RECORDS SUPPLIED ->

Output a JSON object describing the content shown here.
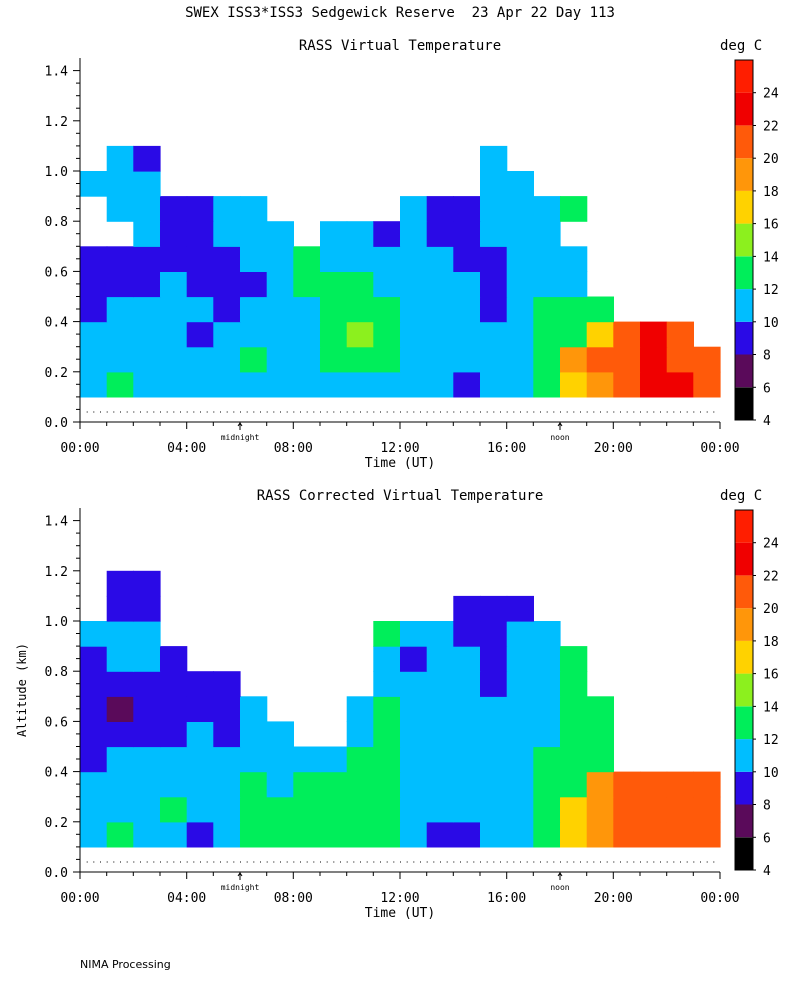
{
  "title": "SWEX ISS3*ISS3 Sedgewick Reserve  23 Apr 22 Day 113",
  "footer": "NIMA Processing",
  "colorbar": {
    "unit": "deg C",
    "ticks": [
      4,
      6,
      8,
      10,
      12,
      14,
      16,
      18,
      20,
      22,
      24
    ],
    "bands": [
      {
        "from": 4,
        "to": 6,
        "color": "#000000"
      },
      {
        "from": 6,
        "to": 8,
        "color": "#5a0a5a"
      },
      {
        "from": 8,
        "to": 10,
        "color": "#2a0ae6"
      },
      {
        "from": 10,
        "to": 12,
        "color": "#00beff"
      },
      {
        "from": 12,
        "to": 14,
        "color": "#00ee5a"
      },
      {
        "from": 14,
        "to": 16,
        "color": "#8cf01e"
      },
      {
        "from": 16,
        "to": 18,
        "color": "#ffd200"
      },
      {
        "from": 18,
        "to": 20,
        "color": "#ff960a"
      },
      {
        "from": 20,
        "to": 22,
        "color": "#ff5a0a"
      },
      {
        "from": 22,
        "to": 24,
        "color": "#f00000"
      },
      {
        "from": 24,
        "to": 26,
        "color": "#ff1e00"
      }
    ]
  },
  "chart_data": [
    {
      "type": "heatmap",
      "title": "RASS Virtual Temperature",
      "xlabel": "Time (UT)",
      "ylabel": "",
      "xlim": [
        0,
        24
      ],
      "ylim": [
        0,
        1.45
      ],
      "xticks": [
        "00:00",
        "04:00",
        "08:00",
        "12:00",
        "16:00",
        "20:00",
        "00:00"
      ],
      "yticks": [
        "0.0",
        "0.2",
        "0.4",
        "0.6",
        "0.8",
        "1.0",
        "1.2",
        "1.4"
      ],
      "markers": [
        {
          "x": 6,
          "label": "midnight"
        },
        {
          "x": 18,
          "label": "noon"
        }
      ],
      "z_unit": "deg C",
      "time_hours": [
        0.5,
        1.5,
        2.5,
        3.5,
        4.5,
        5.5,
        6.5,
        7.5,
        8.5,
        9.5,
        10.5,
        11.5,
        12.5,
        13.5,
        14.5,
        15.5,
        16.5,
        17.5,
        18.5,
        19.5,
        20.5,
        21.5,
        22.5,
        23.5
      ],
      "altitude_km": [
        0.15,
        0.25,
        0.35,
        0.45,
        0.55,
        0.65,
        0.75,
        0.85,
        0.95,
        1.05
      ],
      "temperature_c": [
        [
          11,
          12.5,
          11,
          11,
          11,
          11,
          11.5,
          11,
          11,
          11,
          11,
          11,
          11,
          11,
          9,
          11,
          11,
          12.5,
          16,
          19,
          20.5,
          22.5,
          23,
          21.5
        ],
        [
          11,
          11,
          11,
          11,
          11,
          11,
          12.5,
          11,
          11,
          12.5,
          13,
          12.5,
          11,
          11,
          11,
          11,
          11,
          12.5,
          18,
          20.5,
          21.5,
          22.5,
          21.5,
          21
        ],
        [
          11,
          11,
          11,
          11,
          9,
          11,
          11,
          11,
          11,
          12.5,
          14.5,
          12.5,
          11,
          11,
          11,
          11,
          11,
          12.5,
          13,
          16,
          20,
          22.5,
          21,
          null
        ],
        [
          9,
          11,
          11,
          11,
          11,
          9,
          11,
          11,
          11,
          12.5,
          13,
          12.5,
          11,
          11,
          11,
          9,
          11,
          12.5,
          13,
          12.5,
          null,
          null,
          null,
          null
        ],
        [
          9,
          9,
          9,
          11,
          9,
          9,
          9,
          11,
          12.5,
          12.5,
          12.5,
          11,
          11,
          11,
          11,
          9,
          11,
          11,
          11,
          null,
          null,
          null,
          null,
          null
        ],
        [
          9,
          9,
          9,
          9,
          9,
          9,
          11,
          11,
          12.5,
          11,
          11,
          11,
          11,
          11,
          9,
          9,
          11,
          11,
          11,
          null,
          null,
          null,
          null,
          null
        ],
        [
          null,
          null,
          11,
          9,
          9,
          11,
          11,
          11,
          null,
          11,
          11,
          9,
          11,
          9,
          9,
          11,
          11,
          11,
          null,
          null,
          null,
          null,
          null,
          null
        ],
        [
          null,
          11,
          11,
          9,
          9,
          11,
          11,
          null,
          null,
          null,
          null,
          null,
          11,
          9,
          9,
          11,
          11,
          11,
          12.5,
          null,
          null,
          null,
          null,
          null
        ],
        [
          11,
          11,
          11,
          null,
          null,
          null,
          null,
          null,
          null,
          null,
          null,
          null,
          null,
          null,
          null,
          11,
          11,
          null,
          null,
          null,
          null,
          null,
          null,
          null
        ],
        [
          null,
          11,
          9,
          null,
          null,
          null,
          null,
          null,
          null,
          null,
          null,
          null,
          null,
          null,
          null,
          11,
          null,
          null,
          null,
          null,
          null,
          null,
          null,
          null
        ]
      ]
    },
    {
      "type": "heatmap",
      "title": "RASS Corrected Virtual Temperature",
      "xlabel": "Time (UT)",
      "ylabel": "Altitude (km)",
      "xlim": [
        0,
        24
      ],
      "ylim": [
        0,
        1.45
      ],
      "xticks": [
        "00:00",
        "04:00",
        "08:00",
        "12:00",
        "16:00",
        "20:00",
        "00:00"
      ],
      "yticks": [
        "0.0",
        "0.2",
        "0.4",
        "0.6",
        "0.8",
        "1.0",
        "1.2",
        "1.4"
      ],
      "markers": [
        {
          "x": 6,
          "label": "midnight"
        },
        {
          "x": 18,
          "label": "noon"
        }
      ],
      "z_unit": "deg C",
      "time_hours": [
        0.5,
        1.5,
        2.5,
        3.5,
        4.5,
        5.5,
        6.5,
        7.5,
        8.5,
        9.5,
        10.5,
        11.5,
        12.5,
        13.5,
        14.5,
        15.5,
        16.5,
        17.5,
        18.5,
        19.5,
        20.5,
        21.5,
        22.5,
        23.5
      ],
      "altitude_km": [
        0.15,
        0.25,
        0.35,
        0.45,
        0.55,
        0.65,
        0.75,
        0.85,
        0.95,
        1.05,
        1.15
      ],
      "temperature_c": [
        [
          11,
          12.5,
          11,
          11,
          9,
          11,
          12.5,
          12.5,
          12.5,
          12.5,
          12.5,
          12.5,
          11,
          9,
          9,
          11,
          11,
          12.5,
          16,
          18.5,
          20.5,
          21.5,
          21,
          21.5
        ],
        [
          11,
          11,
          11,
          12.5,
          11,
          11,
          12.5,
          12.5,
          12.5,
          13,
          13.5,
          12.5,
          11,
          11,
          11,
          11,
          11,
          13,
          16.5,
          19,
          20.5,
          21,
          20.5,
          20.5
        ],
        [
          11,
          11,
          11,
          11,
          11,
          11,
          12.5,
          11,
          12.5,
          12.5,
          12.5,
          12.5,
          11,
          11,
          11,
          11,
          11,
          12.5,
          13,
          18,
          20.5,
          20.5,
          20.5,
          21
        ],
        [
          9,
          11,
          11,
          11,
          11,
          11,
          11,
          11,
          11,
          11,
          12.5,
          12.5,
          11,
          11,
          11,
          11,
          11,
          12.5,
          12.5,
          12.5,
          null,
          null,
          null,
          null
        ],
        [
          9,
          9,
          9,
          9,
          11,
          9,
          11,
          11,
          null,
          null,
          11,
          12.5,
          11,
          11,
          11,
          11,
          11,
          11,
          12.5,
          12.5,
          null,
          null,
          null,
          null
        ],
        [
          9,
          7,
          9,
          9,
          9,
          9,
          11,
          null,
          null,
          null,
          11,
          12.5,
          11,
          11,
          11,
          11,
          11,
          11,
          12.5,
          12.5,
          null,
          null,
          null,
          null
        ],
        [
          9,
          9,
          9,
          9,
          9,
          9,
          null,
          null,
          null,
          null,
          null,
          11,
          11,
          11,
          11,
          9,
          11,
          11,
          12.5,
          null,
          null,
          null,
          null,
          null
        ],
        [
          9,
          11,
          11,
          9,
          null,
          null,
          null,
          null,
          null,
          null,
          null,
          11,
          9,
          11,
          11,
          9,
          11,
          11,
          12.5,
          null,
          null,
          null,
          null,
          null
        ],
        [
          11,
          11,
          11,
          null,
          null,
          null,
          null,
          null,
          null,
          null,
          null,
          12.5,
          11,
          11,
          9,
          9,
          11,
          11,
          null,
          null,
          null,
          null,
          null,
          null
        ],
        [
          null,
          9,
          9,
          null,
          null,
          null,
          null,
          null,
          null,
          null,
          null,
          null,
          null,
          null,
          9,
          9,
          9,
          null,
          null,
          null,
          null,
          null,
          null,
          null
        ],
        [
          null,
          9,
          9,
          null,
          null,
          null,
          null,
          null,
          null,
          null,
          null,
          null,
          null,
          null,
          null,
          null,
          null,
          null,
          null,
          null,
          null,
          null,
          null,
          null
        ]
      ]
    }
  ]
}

YOUR GOAL ->
Work out how many lines of the data above contain the string "from" and give the number alone.

FINISHED TASK ->
11